**** Supplied data ****

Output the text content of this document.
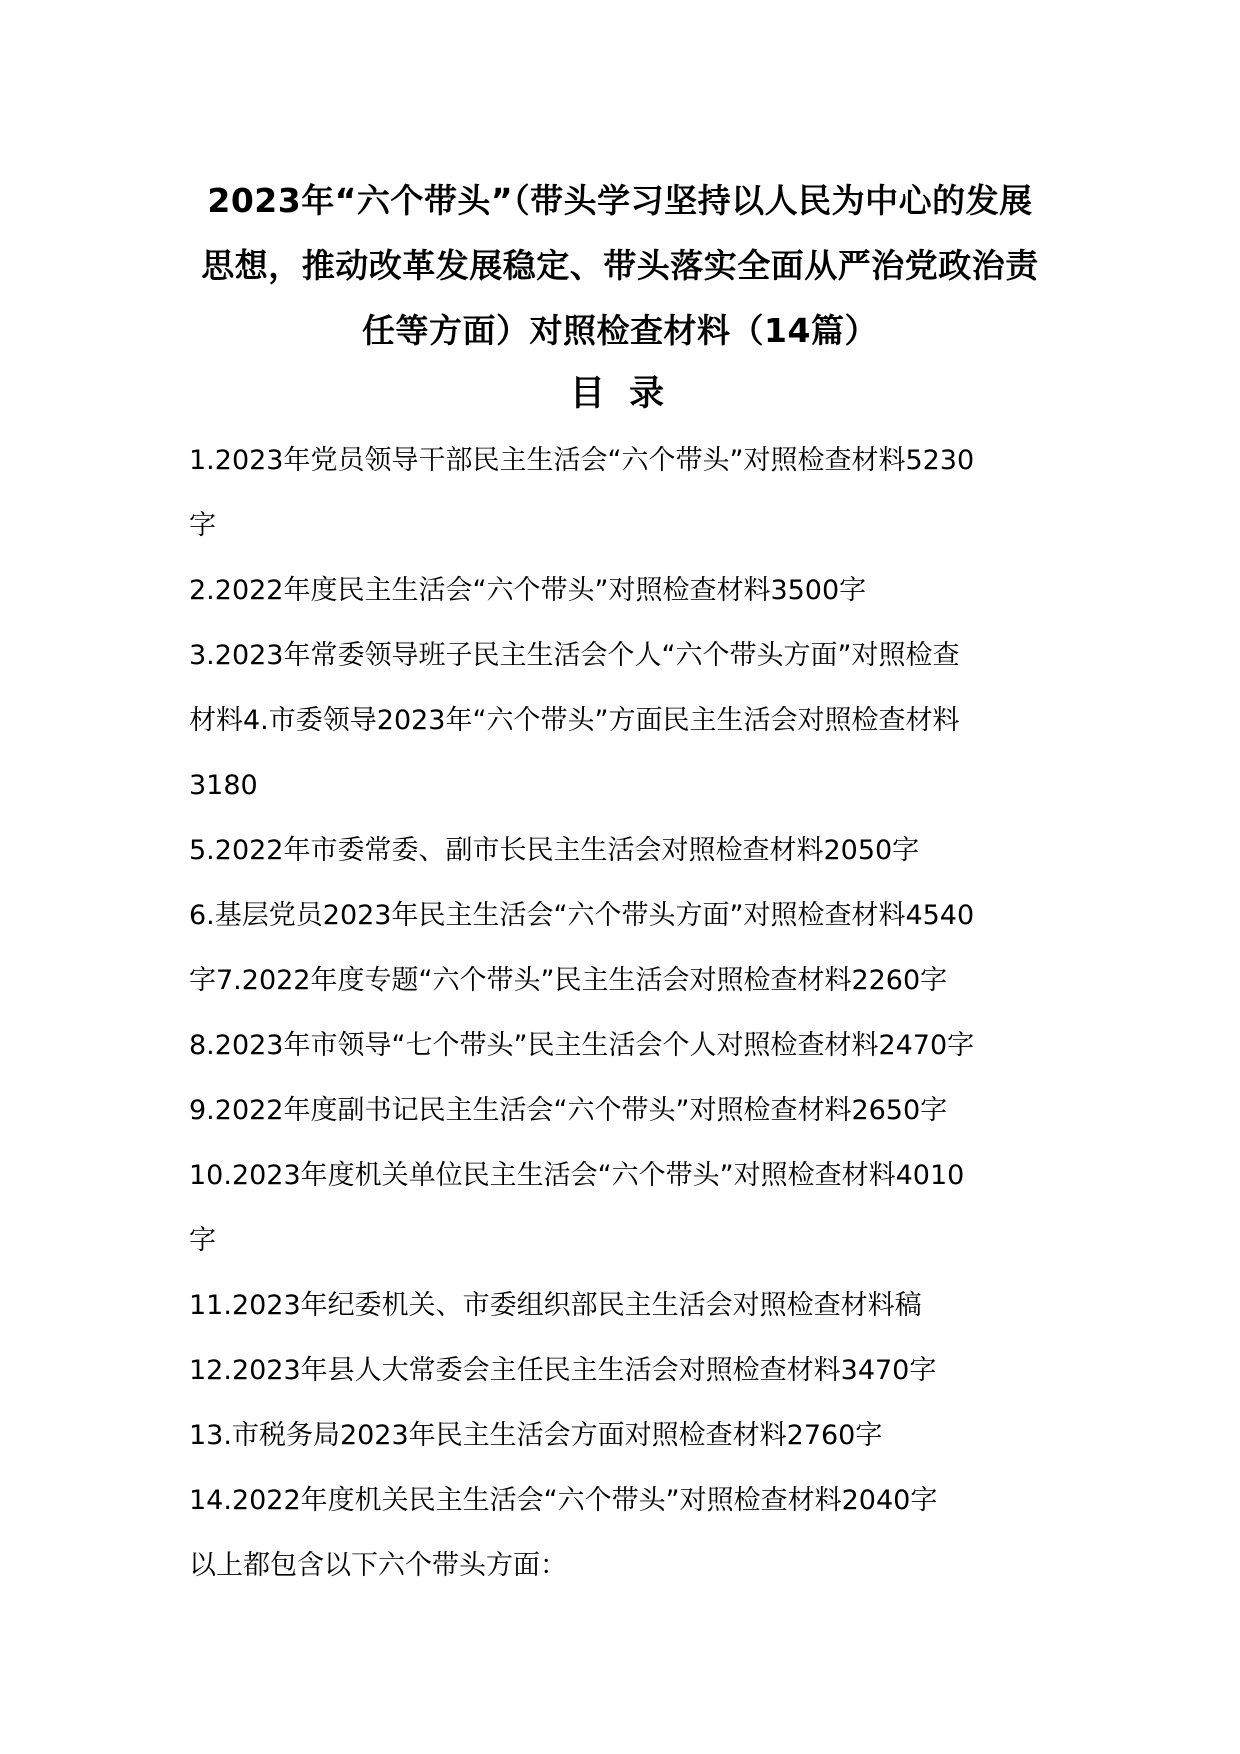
2023年“六个带头”（带头学习坚持以人民为中心的发展
思想，推动改革发展稳定、带头落实全面从严治党政治责
任等方面）对照检查材料（14篇）
目 录
1.2023年党员领导干部民主生活会“六个带头”对照检查材料5230
字
2.2022年度民主生活会“六个带头”对照检查材料3500字
3.2023年常委领导班子民主生活会个人“六个带头方面”对照检查
材料4.市委领导2023年“六个带头”方面民主生活会对照检查材料
3180
5.2022年市委常委、副市长民主生活会对照检查材料2050字
6.基层党员2023年民主生活会“六个带头方面”对照检查材料4540
字7.2022年度专题“六个带头”民主生活会对照检查材料2260字
8.2023年市领导“七个带头”民主生活会个人对照检查材料2470字
9.2022年度副书记民主生活会“六个带头”对照检查材料2650字
10.2023年度机关单位民主生活会“六个带头”对照检查材料4010
字
11.2023年纪委机关、市委组织部民主生活会对照检查材料稿
12.2023年县人大常委会主任民主生活会对照检查材料3470字
13.市税务局2023年民主生活会方面对照检查材料2760字
14.2022年度机关民主生活会“六个带头”对照检查材料2040字
以上都包含以下六个带头方面：
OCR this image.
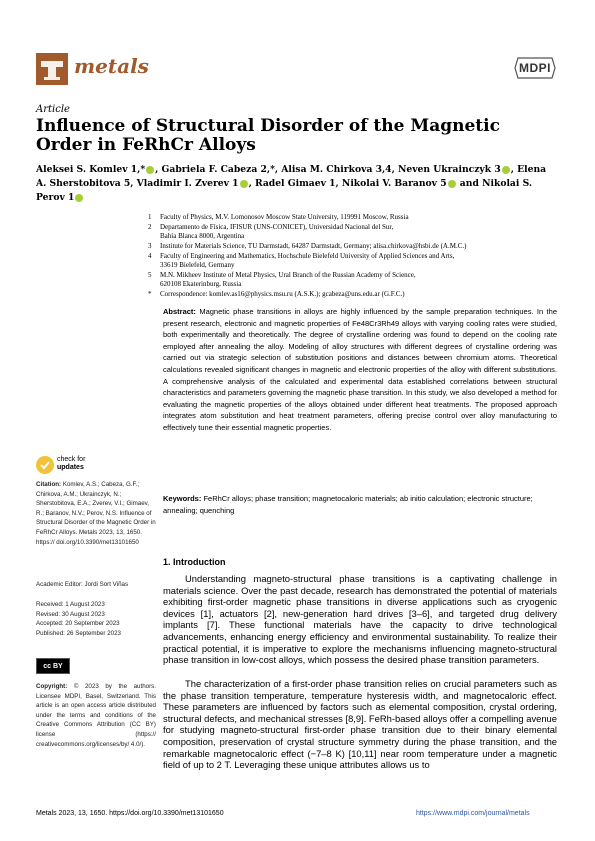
metals	MDPI
Article
Influence of Structural Disorder of the Magnetic Order in FeRhCr Alloys
Aleksei S. Komlev 1,* , Gabriela F. Cabeza 2,*, Alisa M. Chirkova 3,4, Neven Ukrainczyk 3 , Elena A. Sherstobitova 5, Vladimir I. Zverev 1 , Radel Gimaev 1, Nikolai V. Baranov 5 and Nikolai S. Perov 1
1 Faculty of Physics, M.V. Lomonosov Moscow State University, 119991 Moscow, Russia
2 Departamento de Física, IFISUR (UNS-CONICET), Universidad Nacional del Sur,
Bahía Blanca 8000, Argentina
3 Institute for Materials Science, TU Darmstadt, 64287 Darmstadt, Germany; alisa.chirkova@hsbi.de (A.M.C.)
4 Faculty of Engineering and Mathematics, Hochschule Bielefeld University of Applied Sciences and Arts,
33619 Bielefeld, Germany
5 M.N. Mikheev Institute of Metal Physics, Ural Branch of the Russian Academy of Science,
620108 Ekaterinburg, Russia
* Correspondence: komlev.as16@physics.msu.ru (A.S.K.); gcabeza@uns.edu.ar (G.F.C.)
Abstract: Magnetic phase transitions in alloys are highly influenced by the sample preparation techniques. In the present research, electronic and magnetic properties of Fe48Cr3Rh49 alloys with varying cooling rates were studied, both experimentally and theoretically. The degree of crystalline ordering was found to depend on the cooling rate employed after annealing the alloy. Modeling of alloy structures with different degrees of crystalline ordering was carried out via strategic selection of substitution positions and distances between chromium atoms. Theoretical calculations revealed significant changes in magnetic and electronic properties of the alloy with different substitutions. A comprehensive analysis of the calculated and experimental data established correlations between structural characteristics and parameters governing the magnetic phase transition. In this study, we also developed a method for evaluating the magnetic properties of the alloys obtained under different heat treatments. The proposed approach integrates atom substitution and heat treatment parameters, offering precise control over alloy manufacturing to effectively tune their essential magnetic properties.
Keywords: FeRhCr alloys; phase transition; magnetocaloric materials; ab initio calculation; electronic structure; annealing; quenching
check for
updates
Citation: Komlev, A.S.; Cabeza, G.F.; Chirkova, A.M.; Ukrainczyk, N.; Sherstobitova, E.A.; Zverev, V.I.; Gimaev, R.; Baranov, N.V.; Perov, N.S. Influence of Structural Disorder of the Magnetic Order in FeRhCr Alloys. Metals 2023, 13, 1650. https:// doi.org/10.3390/met13101650
Academic Editor: Jordi Sort Viñas
Received: 1 August 2023
Revised: 30 August 2023
Accepted: 20 September 2023
Published: 26 September 2023
cc BY
Copyright: © 2023 by the authors. Licensee MDPI, Basel, Switzerland. This article is an open access article distributed under the terms and conditions of the Creative Commons Attribution (CC BY) license (https:// creativecommons.org/licenses/by/ 4.0/).
1. Introduction
Understanding magneto-structural phase transitions is a captivating challenge in materials science. Over the past decade, research has demonstrated the potential of materials exhibiting first-order magnetic phase transitions in diverse applications such as cryogenic devices [1], actuators [2], new-generation hard drives [3–6], and targeted drug delivery implants [7]. These functional materials have the capacity to drive technological advancements, enhancing energy efficiency and environmental sustainability. To realize their practical potential, it is imperative to explore the mechanisms influencing magneto-structural phase transition in low-cost alloys, which possess the desired phase transition parameters.
The characterization of a first-order phase transition relies on crucial parameters such as the phase transition temperature, temperature hysteresis width, and magnetocaloric effect. These parameters are influenced by factors such as elemental composition, crystal ordering, structural defects, and mechanical stresses [8,9]. FeRh-based alloys offer a compelling avenue for studying magneto-structural first-order phase transition due to their binary elemental composition, preservation of crystal structure symmetry during the phase transition, and the remarkable magnetocaloric effect (−7–8 K) [10,11] near room temperature under a magnetic field of up to 2 T. Leveraging these unique attributes allows us to
Metals 2023, 13, 1650. https://doi.org/10.3390/met13101650	https://www.mdpi.com/journal/metals
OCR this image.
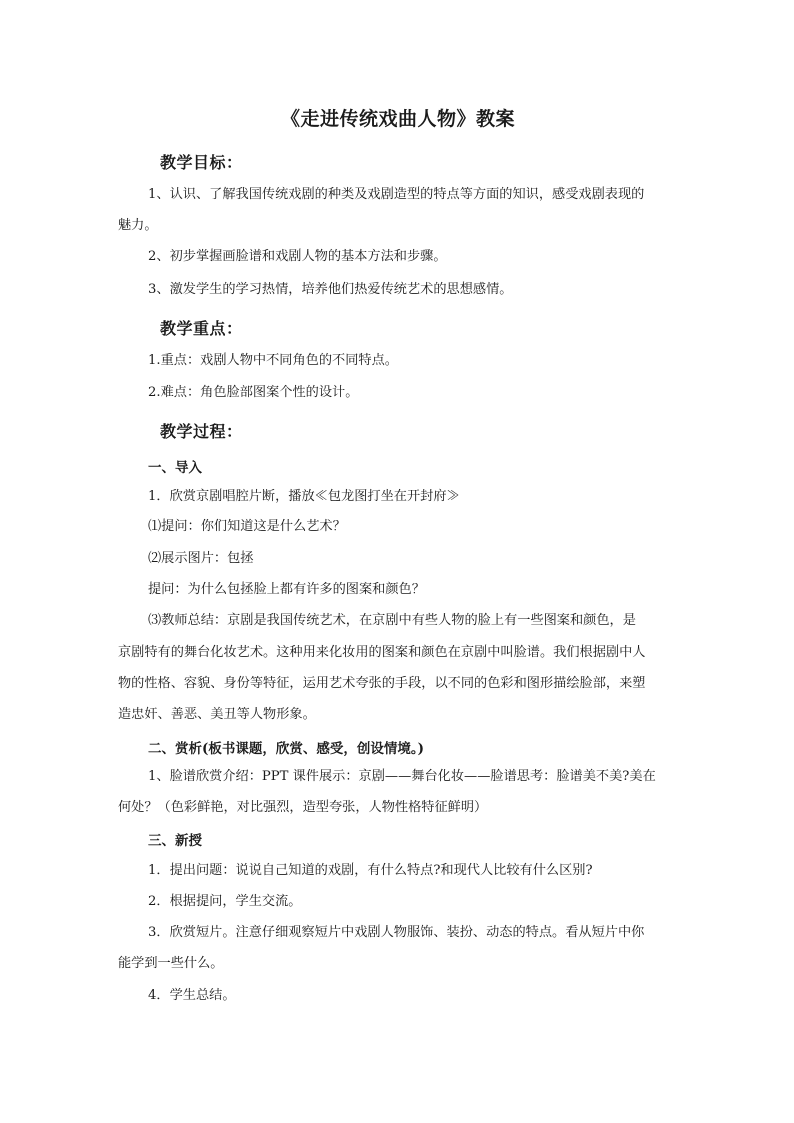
《走进传统戏曲人物》教案
教学目标：
1、认识、了解我国传统戏剧的种类及戏剧造型的特点等方面的知识，感受戏剧表现的
魅力。
2、初步掌握画脸谱和戏剧人物的基本方法和步骤。
3、激发学生的学习热情，培养他们热爱传统艺术的思想感情。
教学重点：
1.重点：戏剧人物中不同角色的不同特点。
2.难点：角色脸部图案个性的设计。
教学过程：
一、导入
1．欣赏京剧唱腔片断，播放≪包龙图打坐在开封府≫
⑴提问：你们知道这是什么艺术？
⑵展示图片：包拯
提问：为什么包拯脸上都有许多的图案和颜色？
⑶教师总结：京剧是我国传统艺术，在京剧中有些人物的脸上有一些图案和颜色，是
京剧特有的舞台化妆艺术。这种用来化妆用的图案和颜色在京剧中叫脸谱。我们根据剧中人
物的性格、容貌、身份等特征，运用艺术夸张的手段，以不同的色彩和图形描绘脸部，来塑
造忠奸、善恶、美丑等人物形象。
二、赏析(板书课题，欣赏、感受，创设情境。)
1、脸谱欣赏介绍：PPT 课件展示：京剧——舞台化妆——脸谱思考：脸谱美不美?美在
何处？（色彩鲜艳，对比强烈，造型夸张，人物性格特征鲜明）
三、新授
1．提出问题：说说自己知道的戏剧，有什么特点?和现代人比较有什么区别?
2．根据提问，学生交流。
3．欣赏短片。注意仔细观察短片中戏剧人物服饰、装扮、动态的特点。看从短片中你
能学到一些什么。
4．学生总结。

****

** Task requirements **
Look through the listing and extract every line with "Baranov" in it.

** Finished answer **
Aleksei S. Komlev 1,* , Gabriela F. Cabeza 2,*, Alisa M. Chirkova 3,4, Neven Ukrainczyk 3 , Elena A. Sherstobitova 5, Vladimir I. Zverev 1 , Radel Gimaev 1, Nikolai V. Baranov 5 and Nikolai S. Perov 1
Citation: Komlev, A.S.; Cabeza, G.F.; Chirkova, A.M.; Ukrainczyk, N.; Sherstobitova, E.A.; Zverev, V.I.; Gimaev, R.; Baranov, N.V.; Perov, N.S. Influence of Structural Disorder of the Magnetic Order in FeRhCr Alloys. Metals 2023, 13, 1650. https:// doi.org/10.3390/met13101650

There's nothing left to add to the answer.